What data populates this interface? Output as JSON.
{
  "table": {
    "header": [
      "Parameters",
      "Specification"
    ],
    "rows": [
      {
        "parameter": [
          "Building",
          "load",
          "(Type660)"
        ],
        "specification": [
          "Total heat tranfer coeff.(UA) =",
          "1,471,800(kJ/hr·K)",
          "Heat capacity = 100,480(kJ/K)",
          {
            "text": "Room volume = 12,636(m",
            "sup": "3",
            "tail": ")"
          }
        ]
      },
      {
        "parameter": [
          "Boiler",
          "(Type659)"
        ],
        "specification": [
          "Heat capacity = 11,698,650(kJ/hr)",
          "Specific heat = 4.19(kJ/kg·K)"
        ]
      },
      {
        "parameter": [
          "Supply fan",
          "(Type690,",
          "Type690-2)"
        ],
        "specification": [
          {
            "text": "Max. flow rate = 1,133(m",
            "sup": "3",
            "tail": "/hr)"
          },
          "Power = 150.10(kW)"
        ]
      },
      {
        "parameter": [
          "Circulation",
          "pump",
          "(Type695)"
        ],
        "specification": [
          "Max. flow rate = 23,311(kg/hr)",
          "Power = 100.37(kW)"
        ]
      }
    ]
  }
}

Requirements: Return all lines containing "rate".

Output of the exercise:
            "text": "Max. flow rate = 1,133(m",
          "Max. flow rate = 23,311(kg/hr)",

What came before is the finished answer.